- Document segment
◆ ◆ ◆ ◆

Staten Island-based hip-hop super-group Wu-Tang Clan boasted two separate rappers who’d been shot—Ghostface Killah, who’d eaten lead in the neck and arm in the early 90s, and Ol’ Dirty Bastard, who’d been plugged in the gut with a bullet in a 1994 scrap with another rapper.
The most famous hip-hop shooting murders—both of which remain unsolved—are those of Tupac Shakur and Notorious B.I.G. As the most visible representatives of a much-hyped music/money/gang-related blood feud between West Coast (Shakur) and East Coast (B.I.G.) hip-hop contingents in the 1990s, the two superstars were gunned down in the streets of Las Vegas and Los Angeles within six months of one another in late 1996 and early 1997. In both cases, being shot to death proved a boon for the musicians’ careers—twenty years later, their estates continue releasing their music and raking in millions.
Being shot is such a shot in the arm for the aspirant hip-hop mogul, a rapper named Gravy got shot in the buttocks outside a Brooklyn radio station in April 2006 before heading right into the studio for an interview. As it turns out, Gravy had one of his friends shoot him because he knew it would be good publicity.
Wikipedia’s page for “murdered rappers” currently has 31 entries. This includes Houston rapper Big Hawk, fatally gunned down eight years after the tragic murder of his brother, another rapper named Fat Pat. There will undoubtedly be more—possibly by the time you read this! What other musical genre can boast such a robust death toll?

◆ ◆ ◆ ◆

[Records excerpted from a collection]
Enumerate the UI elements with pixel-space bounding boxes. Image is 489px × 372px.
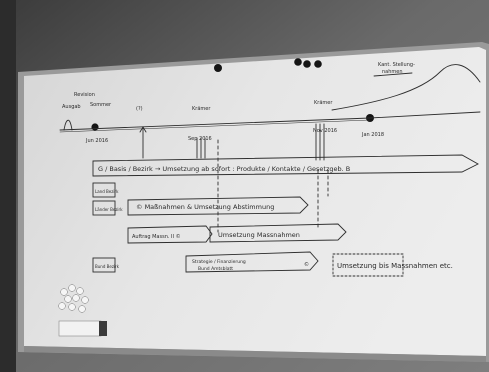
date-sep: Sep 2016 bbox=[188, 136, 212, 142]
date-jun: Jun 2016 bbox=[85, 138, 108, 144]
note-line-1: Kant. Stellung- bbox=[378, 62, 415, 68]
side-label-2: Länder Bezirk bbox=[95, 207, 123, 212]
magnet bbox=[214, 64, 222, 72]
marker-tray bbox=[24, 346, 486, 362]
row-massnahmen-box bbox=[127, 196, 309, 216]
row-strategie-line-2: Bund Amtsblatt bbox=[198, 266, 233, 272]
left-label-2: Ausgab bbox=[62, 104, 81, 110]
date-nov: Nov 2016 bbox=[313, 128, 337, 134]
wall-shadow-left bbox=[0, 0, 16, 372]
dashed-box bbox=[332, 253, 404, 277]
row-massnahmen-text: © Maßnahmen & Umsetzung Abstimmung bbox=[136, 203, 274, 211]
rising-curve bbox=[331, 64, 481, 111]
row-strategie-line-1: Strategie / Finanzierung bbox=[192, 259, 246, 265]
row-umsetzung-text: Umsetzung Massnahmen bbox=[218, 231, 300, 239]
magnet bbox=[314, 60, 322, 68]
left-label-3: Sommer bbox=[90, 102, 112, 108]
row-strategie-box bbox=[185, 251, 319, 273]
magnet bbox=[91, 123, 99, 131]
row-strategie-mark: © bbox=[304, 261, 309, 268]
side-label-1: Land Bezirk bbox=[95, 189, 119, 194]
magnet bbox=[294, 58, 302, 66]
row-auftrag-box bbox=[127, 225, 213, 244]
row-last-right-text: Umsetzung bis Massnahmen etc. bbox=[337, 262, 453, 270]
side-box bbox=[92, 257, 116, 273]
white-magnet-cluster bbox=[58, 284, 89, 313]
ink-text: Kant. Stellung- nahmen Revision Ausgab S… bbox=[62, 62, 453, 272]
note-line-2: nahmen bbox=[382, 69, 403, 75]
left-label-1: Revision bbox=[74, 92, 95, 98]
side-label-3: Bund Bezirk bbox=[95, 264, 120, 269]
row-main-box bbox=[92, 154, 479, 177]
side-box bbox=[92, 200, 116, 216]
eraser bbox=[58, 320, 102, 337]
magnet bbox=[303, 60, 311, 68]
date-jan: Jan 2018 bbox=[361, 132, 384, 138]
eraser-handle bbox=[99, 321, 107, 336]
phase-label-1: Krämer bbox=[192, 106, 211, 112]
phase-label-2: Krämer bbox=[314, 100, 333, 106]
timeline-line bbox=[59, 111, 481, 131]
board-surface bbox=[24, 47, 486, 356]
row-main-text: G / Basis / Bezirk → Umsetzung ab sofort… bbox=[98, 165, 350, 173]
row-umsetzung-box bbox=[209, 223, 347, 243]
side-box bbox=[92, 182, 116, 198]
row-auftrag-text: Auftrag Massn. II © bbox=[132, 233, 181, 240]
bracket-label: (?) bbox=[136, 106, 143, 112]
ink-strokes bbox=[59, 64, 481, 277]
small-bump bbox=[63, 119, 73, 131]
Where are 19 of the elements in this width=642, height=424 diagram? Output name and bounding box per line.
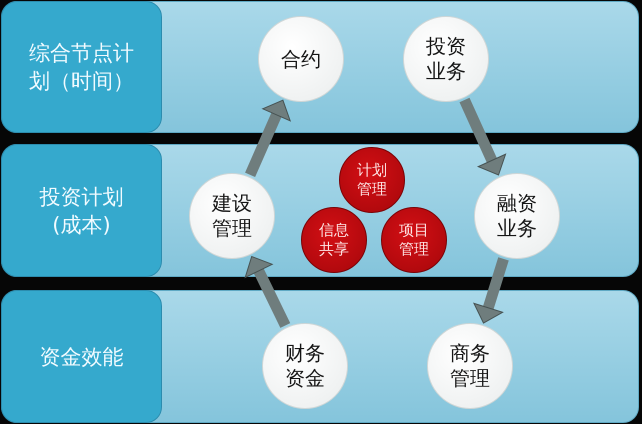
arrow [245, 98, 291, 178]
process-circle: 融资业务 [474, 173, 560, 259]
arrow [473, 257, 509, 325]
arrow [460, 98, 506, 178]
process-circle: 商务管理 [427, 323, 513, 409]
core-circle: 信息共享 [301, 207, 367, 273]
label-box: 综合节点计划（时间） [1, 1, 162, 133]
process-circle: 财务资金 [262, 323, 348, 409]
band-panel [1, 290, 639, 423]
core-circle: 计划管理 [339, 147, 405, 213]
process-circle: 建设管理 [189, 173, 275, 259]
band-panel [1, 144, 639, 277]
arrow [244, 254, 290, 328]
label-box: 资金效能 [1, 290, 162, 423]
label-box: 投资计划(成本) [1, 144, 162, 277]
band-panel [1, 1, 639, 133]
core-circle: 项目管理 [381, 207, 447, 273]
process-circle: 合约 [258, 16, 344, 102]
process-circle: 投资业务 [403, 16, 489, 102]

◆ ◆ ◆ ◆

- Given request 1
In the text on hip-hop shootings, how many entries does Wikipedia's page for "murdered rappers" currently have?
- Given request 2
Pick up the text on hip-hop shootings after its last sentence and keep writing.

- Expected answer 1
31

- Expected answer 2
For some, the blinding lust for fame, money, and power is so all-consuming, they can’t sit around and wait for someone to shoot them. Instead, they take matters into their own hands. Such was the case in 1998 when aspiring rapper Ray Jasper stabbed a Texas music producer to death. Jasper was executed in 2014.
Also in 2014—and in a case that seems much more clear-cut than the dubious narrative we’ve been fed about a white supremacist purposely ramming his car into a woman in Charlottesville and killing her this past summer—an aspiring rapper named Rashad Charjuan Owens—aka “KillingAllBeatz”—purposely plowed his car into music fans in Austin, killing four and wounding 23.
Yet again in 2014, an aspiring female rapper whose stage name was Yo Skyy—who’d bragged of being the “Grim Reaper” in her lyrics—stabbed a gas station attendant to death in northern Georgia.